_Instructions for the task_. Return each entry exactly, with none missing.

_Supplied entries_.
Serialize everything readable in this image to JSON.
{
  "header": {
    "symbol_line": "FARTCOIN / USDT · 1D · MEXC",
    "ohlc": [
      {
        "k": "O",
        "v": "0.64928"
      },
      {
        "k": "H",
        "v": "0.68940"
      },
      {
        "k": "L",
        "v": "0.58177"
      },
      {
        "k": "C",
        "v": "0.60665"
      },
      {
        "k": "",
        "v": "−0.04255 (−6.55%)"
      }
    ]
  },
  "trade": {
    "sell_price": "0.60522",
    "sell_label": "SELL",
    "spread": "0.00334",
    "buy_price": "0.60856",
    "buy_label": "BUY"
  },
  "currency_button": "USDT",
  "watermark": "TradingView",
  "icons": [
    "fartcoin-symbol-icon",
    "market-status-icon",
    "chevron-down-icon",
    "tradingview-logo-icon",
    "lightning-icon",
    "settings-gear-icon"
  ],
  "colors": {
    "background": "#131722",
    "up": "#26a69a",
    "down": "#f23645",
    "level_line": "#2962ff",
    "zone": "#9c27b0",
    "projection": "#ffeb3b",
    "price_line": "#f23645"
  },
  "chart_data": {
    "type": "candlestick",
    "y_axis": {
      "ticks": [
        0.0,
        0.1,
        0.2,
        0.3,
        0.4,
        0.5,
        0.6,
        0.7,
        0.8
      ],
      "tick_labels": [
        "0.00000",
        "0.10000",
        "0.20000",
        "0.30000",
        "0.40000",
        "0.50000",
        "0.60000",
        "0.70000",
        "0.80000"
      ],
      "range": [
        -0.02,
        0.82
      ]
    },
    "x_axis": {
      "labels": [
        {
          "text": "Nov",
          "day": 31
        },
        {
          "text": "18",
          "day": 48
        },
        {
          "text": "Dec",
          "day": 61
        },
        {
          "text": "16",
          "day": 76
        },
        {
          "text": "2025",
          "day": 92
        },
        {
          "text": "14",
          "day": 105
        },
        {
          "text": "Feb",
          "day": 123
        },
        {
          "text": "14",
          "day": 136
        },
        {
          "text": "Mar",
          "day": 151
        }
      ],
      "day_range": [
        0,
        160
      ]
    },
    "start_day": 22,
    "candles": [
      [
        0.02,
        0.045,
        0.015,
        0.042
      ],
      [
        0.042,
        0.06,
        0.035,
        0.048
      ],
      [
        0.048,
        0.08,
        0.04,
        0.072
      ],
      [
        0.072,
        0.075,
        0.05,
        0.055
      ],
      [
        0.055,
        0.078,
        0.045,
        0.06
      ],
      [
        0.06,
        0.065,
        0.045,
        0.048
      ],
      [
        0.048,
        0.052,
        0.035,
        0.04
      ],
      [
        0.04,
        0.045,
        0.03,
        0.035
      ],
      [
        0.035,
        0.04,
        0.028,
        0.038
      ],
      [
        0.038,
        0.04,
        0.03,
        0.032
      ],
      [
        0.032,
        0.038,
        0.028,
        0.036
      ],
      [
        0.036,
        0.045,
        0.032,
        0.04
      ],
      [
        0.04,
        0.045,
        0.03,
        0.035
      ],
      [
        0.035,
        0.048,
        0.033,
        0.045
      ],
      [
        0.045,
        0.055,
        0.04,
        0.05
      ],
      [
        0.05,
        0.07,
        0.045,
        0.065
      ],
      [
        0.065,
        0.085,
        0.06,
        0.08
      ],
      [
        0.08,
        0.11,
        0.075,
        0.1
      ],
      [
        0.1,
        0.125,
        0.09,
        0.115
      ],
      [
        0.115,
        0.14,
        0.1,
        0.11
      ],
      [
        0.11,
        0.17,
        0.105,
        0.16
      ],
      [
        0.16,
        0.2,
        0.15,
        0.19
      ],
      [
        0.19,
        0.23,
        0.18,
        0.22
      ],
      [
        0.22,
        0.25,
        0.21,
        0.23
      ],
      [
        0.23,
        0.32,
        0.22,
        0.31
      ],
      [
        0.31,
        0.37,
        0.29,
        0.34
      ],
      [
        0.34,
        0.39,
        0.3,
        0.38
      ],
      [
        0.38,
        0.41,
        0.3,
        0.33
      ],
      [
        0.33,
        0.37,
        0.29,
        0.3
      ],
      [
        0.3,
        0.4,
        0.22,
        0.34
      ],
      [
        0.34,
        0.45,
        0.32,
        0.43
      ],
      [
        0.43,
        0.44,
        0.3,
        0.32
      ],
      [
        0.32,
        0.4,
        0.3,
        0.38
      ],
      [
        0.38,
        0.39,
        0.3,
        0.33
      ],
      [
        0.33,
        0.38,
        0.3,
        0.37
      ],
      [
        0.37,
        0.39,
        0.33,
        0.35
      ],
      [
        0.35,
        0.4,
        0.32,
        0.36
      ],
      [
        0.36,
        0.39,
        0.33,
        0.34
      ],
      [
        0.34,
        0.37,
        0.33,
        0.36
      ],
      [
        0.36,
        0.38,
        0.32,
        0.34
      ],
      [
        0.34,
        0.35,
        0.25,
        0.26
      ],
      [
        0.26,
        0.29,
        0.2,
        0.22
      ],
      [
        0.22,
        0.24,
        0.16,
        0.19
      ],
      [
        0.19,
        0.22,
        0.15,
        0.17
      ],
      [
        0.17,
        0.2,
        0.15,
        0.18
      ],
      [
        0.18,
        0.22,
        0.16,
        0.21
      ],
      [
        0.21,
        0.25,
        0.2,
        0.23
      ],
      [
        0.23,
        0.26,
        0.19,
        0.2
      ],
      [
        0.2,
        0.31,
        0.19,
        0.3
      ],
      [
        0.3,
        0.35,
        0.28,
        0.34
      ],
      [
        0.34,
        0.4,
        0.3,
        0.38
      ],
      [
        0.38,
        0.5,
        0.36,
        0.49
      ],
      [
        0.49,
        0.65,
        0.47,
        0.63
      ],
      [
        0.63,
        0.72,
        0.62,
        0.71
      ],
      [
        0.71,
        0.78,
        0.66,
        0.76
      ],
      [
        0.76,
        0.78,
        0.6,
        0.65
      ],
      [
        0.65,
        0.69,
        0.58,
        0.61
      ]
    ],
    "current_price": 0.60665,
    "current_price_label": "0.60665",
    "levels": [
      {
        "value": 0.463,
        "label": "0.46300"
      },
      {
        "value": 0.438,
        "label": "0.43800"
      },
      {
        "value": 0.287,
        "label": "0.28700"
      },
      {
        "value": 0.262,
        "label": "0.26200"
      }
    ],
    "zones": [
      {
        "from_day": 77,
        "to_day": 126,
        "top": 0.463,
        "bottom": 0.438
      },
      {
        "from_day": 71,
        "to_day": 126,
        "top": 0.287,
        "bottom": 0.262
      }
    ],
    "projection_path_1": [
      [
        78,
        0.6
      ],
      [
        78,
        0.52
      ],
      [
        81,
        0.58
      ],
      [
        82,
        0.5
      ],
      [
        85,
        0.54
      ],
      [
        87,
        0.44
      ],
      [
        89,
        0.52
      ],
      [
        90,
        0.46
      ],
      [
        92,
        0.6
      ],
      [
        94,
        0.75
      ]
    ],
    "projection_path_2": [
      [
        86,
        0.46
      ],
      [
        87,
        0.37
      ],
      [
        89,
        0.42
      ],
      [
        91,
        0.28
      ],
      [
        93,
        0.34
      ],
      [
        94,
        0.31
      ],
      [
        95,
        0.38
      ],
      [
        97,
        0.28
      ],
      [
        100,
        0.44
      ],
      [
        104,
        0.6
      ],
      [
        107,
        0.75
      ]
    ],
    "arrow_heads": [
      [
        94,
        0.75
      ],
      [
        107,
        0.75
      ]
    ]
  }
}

_Task result_.
Serialize everything readable in this image to JSON.
{
  "header": {
    "symbol_line": "FARTCOIN / USDT · 1D · MEXC",
    "ohlc": [
      {
        "k": "O",
        "v": "0.64928"
      },
      {
        "k": "H",
        "v": "0.68940"
      },
      {
        "k": "L",
        "v": "0.58177"
      },
      {
        "k": "C",
        "v": "0.60665"
      },
      {
        "k": "",
        "v": "−0.04255 (−6.55%)"
      }
    ]
  },
  "trade": {
    "sell_price": "0.60522",
    "sell_label": "SELL",
    "spread": "0.00334",
    "buy_price": "0.60856",
    "buy_label": "BUY"
  },
  "currency_button": "USDT",
  "watermark": "TradingView",
  "icons": [
    "fartcoin-symbol-icon",
    "market-status-icon",
    "chevron-down-icon",
    "tradingview-logo-icon",
    "lightning-icon",
    "settings-gear-icon"
  ],
  "colors": {
    "background": "#131722",
    "up": "#26a69a",
    "down": "#f23645",
    "level_line": "#2962ff",
    "zone": "#9c27b0",
    "projection": "#ffeb3b",
    "price_line": "#f23645"
  },
  "chart_data": {
    "type": "candlestick",
    "y_axis": {
      "ticks": [
        0.0,
        0.1,
        0.2,
        0.3,
        0.4,
        0.5,
        0.6,
        0.7,
        0.8
      ],
      "tick_labels": [
        "0.00000",
        "0.10000",
        "0.20000",
        "0.30000",
        "0.40000",
        "0.50000",
        "0.60000",
        "0.70000",
        "0.80000"
      ],
      "range": [
        -0.02,
        0.82
      ]
    },
    "x_axis": {
      "labels": [
        {
          "text": "Nov",
          "day": 31
        },
        {
          "text": "18",
          "day": 48
        },
        {
          "text": "Dec",
          "day": 61
        },
        {
          "text": "16",
          "day": 76
        },
        {
          "text": "2025",
          "day": 92
        },
        {
          "text": "14",
          "day": 105
        },
        {
          "text": "Feb",
          "day": 123
        },
        {
          "text": "14",
          "day": 136
        },
        {
          "text": "Mar",
          "day": 151
        }
      ],
      "day_range": [
        0,
        160
      ]
    },
    "start_day": 22,
    "candles": [
      [
        0.02,
        0.045,
        0.015,
        0.042
      ],
      [
        0.042,
        0.06,
        0.035,
        0.048
      ],
      [
        0.048,
        0.08,
        0.04,
        0.072
      ],
      [
        0.072,
        0.075,
        0.05,
        0.055
      ],
      [
        0.055,
        0.078,
        0.045,
        0.06
      ],
      [
        0.06,
        0.065,
        0.045,
        0.048
      ],
      [
        0.048,
        0.052,
        0.035,
        0.04
      ],
      [
        0.04,
        0.045,
        0.03,
        0.035
      ],
      [
        0.035,
        0.04,
        0.028,
        0.038
      ],
      [
        0.038,
        0.04,
        0.03,
        0.032
      ],
      [
        0.032,
        0.038,
        0.028,
        0.036
      ],
      [
        0.036,
        0.045,
        0.032,
        0.04
      ],
      [
        0.04,
        0.045,
        0.03,
        0.035
      ],
      [
        0.035,
        0.048,
        0.033,
        0.045
      ],
      [
        0.045,
        0.055,
        0.04,
        0.05
      ],
      [
        0.05,
        0.07,
        0.045,
        0.065
      ],
      [
        0.065,
        0.085,
        0.06,
        0.08
      ],
      [
        0.08,
        0.11,
        0.075,
        0.1
      ],
      [
        0.1,
        0.125,
        0.09,
        0.115
      ],
      [
        0.115,
        0.14,
        0.1,
        0.11
      ],
      [
        0.11,
        0.17,
        0.105,
        0.16
      ],
      [
        0.16,
        0.2,
        0.15,
        0.19
      ],
      [
        0.19,
        0.23,
        0.18,
        0.22
      ],
      [
        0.22,
        0.25,
        0.21,
        0.23
      ],
      [
        0.23,
        0.32,
        0.22,
        0.31
      ],
      [
        0.31,
        0.37,
        0.29,
        0.34
      ],
      [
        0.34,
        0.39,
        0.3,
        0.38
      ],
      [
        0.38,
        0.41,
        0.3,
        0.33
      ],
      [
        0.33,
        0.37,
        0.29,
        0.3
      ],
      [
        0.3,
        0.4,
        0.22,
        0.34
      ],
      [
        0.34,
        0.45,
        0.32,
        0.43
      ],
      [
        0.43,
        0.44,
        0.3,
        0.32
      ],
      [
        0.32,
        0.4,
        0.3,
        0.38
      ],
      [
        0.38,
        0.39,
        0.3,
        0.33
      ],
      [
        0.33,
        0.38,
        0.3,
        0.37
      ],
      [
        0.37,
        0.39,
        0.33,
        0.35
      ],
      [
        0.35,
        0.4,
        0.32,
        0.36
      ],
      [
        0.36,
        0.39,
        0.33,
        0.34
      ],
      [
        0.34,
        0.37,
        0.33,
        0.36
      ],
      [
        0.36,
        0.38,
        0.32,
        0.34
      ],
      [
        0.34,
        0.35,
        0.25,
        0.26
      ],
      [
        0.26,
        0.29,
        0.2,
        0.22
      ],
      [
        0.22,
        0.24,
        0.16,
        0.19
      ],
      [
        0.19,
        0.22,
        0.15,
        0.17
      ],
      [
        0.17,
        0.2,
        0.15,
        0.18
      ],
      [
        0.18,
        0.22,
        0.16,
        0.21
      ],
      [
        0.21,
        0.25,
        0.2,
        0.23
      ],
      [
        0.23,
        0.26,
        0.19,
        0.2
      ],
      [
        0.2,
        0.31,
        0.19,
        0.3
      ],
      [
        0.3,
        0.35,
        0.28,
        0.34
      ],
      [
        0.34,
        0.4,
        0.3,
        0.38
      ],
      [
        0.38,
        0.5,
        0.36,
        0.49
      ],
      [
        0.49,
        0.65,
        0.47,
        0.63
      ],
      [
        0.63,
        0.72,
        0.62,
        0.71
      ],
      [
        0.71,
        0.78,
        0.66,
        0.76
      ],
      [
        0.76,
        0.78,
        0.6,
        0.65
      ],
      [
        0.65,
        0.69,
        0.58,
        0.61
      ]
    ],
    "current_price": 0.60665,
    "current_price_label": "0.60665",
    "levels": [
      {
        "value": 0.463,
        "label": "0.46300"
      },
      {
        "value": 0.438,
        "label": "0.43800"
      },
      {
        "value": 0.287,
        "label": "0.28700"
      },
      {
        "value": 0.262,
        "label": "0.26200"
      }
    ],
    "zones": [
      {
        "from_day": 77,
        "to_day": 126,
        "top": 0.463,
        "bottom": 0.438
      },
      {
        "from_day": 71,
        "to_day": 126,
        "top": 0.287,
        "bottom": 0.262
      }
    ],
    "projection_path_1": [
      [
        78,
        0.6
      ],
      [
        78,
        0.52
      ],
      [
        81,
        0.58
      ],
      [
        82,
        0.5
      ],
      [
        85,
        0.54
      ],
      [
        87,
        0.44
      ],
      [
        89,
        0.52
      ],
      [
        90,
        0.46
      ],
      [
        92,
        0.6
      ],
      [
        94,
        0.75
      ]
    ],
    "projection_path_2": [
      [
        86,
        0.46
      ],
      [
        87,
        0.37
      ],
      [
        89,
        0.42
      ],
      [
        91,
        0.28
      ],
      [
        93,
        0.34
      ],
      [
        94,
        0.31
      ],
      [
        95,
        0.38
      ],
      [
        97,
        0.28
      ],
      [
        100,
        0.44
      ],
      [
        104,
        0.6
      ],
      [
        107,
        0.75
      ]
    ],
    "arrow_heads": [
      [
        94,
        0.75
      ],
      [
        107,
        0.75
      ]
    ]
  }
}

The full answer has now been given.